▶ _THE REQUEST_:
Check every line below for the string "egész", and copy the lines that contain it.

▶ _MATERIAL SUPPLIED_:
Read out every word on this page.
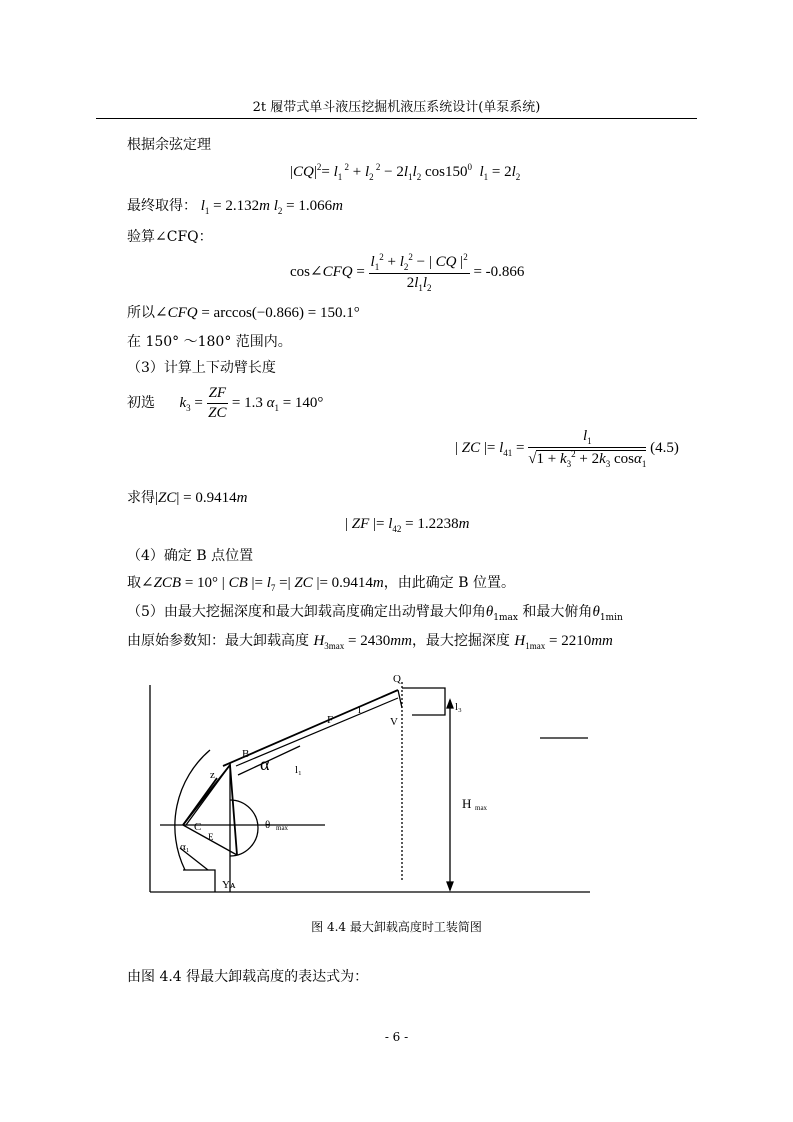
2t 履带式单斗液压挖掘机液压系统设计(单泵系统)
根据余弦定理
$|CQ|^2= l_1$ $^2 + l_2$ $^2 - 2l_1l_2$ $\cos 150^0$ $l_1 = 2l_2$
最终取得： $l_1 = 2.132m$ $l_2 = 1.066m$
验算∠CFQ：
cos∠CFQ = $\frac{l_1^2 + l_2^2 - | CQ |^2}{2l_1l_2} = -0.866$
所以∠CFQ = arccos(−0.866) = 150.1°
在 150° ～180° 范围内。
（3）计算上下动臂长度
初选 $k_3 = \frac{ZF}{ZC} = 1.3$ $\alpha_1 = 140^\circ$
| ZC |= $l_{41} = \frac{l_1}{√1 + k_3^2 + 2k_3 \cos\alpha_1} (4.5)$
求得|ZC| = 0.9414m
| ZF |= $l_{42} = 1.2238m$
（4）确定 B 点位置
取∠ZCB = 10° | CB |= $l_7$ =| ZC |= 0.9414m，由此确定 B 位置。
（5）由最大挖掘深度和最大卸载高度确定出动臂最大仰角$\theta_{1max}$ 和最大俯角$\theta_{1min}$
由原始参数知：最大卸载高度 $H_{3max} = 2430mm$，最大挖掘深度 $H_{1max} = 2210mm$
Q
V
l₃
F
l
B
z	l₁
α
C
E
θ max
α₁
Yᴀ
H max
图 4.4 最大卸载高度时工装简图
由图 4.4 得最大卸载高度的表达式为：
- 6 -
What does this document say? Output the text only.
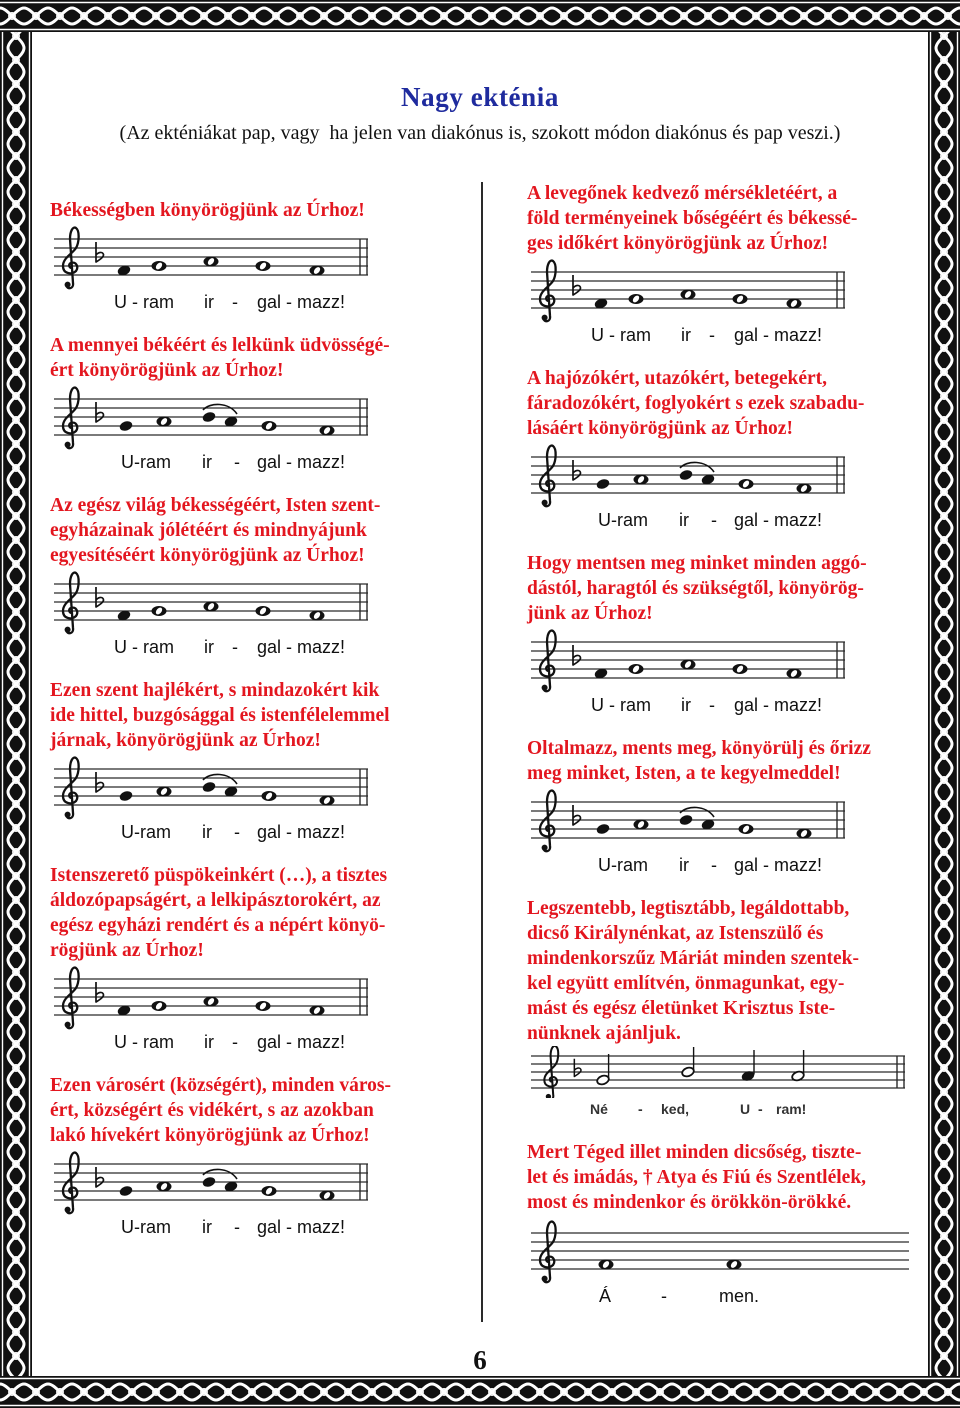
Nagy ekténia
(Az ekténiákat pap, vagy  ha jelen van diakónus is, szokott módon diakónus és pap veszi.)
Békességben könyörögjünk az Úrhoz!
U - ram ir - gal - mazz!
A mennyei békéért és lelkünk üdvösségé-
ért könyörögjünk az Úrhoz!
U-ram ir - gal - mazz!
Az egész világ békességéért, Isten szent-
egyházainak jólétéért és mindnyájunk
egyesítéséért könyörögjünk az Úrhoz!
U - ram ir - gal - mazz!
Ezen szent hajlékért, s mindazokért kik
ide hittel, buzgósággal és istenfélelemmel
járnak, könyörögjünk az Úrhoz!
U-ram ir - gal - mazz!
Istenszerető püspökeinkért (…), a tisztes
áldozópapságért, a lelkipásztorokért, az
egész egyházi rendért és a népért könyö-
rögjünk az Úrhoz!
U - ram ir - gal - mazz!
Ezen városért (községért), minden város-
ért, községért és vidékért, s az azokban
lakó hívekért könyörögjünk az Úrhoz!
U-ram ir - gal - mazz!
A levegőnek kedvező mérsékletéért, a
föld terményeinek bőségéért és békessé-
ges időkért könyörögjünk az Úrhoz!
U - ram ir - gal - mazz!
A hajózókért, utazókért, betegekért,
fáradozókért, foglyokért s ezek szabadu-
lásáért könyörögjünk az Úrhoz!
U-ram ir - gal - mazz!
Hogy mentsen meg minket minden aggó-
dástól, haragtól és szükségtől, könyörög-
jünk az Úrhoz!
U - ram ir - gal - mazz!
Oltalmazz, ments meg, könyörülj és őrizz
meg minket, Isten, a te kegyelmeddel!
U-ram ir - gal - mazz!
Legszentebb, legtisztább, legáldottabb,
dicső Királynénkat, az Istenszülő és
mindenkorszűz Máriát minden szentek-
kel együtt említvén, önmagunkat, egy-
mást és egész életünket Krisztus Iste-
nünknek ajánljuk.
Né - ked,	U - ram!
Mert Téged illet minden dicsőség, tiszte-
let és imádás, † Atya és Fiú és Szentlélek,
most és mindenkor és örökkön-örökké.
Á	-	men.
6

▶ _THE SOLUTION_:
Az egész világ békességéért, Isten szent-
egész egyházi rendért és a népért könyö-
mást és egész életünket Krisztus Iste-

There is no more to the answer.